Task instructions: Return every record verbatim.

Data for the task:
┏━━
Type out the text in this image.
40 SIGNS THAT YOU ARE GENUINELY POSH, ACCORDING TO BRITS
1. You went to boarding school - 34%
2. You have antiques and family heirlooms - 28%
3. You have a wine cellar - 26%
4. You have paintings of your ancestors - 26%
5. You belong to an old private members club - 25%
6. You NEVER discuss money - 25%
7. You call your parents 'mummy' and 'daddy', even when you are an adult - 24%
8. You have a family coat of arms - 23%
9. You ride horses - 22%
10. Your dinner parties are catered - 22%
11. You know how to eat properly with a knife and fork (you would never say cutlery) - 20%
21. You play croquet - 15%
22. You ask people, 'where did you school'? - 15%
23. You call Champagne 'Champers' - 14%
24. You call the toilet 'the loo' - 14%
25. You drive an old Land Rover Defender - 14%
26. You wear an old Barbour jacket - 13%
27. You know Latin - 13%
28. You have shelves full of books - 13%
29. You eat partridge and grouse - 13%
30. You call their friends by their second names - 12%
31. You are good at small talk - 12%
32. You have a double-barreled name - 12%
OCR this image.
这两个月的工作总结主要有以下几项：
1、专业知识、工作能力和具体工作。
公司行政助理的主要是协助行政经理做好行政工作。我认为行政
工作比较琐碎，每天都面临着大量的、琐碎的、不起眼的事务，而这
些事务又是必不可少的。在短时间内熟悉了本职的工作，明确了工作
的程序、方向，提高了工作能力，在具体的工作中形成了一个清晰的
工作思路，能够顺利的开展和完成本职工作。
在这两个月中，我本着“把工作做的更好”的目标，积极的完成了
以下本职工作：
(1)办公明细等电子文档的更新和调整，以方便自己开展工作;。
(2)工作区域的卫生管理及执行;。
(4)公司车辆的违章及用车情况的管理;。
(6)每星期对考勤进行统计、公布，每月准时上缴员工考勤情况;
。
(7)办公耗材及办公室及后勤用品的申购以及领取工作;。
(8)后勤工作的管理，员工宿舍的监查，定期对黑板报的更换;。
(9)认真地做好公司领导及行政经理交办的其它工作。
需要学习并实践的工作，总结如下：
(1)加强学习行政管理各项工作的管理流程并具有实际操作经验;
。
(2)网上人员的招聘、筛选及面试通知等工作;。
┗━━
Completed task:
Type out the text in this image.
40 SIGNS THAT YOU ARE GENUINELY POSH, ACCORDING TO BRITS
1. You went to boarding school - 34%
2. You have antiques and family heirlooms - 28%
3. You have a wine cellar - 26%
4. You have paintings of your ancestors - 26%
5. You belong to an old private members club - 25%
6. You NEVER discuss money - 25%
7. You call your parents 'mummy' and 'daddy', even when you are an adult - 24%
8. You have a family coat of arms - 23%
9. You ride horses - 22%
10. Your dinner parties are catered - 22%
11. You know how to eat properly with a knife and fork (you would never say cutlery) - 20%
21. You play croquet - 15%
22. You ask people, 'where did you school'? - 15%
23. You call Champagne 'Champers' - 14%
24. You call the toilet 'the loo' - 14%
25. You drive an old Land Rover Defender - 14%
26. You wear an old Barbour jacket - 13%
27. You know Latin - 13%
28. You have shelves full of books - 13%
29. You eat partridge and grouse - 13%
30. You call their friends by their second names - 12%
31. You are good at small talk - 12%
32. You have a double-barreled name - 12%
OCR this image.
这两个月的工作总结主要有以下几项：
1、专业知识、工作能力和具体工作。
公司行政助理的主要是协助行政经理做好行政工作。我认为行政
工作比较琐碎，每天都面临着大量的、琐碎的、不起眼的事务，而这
些事务又是必不可少的。在短时间内熟悉了本职的工作，明确了工作
的程序、方向，提高了工作能力，在具体的工作中形成了一个清晰的
工作思路，能够顺利的开展和完成本职工作。
在这两个月中，我本着“把工作做的更好”的目标，积极的完成了
以下本职工作：
(1)办公明细等电子文档的更新和调整，以方便自己开展工作;。
(2)工作区域的卫生管理及执行;。
(4)公司车辆的违章及用车情况的管理;。
(6)每星期对考勤进行统计、公布，每月准时上缴员工考勤情况;
。
(7)办公耗材及办公室及后勤用品的申购以及领取工作;。
(8)后勤工作的管理，员工宿舍的监查，定期对黑板报的更换;。
(9)认真地做好公司领导及行政经理交办的其它工作。
需要学习并实践的工作，总结如下：
(1)加强学习行政管理各项工作的管理流程并具有实际操作经验;
。
(2)网上人员的招聘、筛选及面试通知等工作;。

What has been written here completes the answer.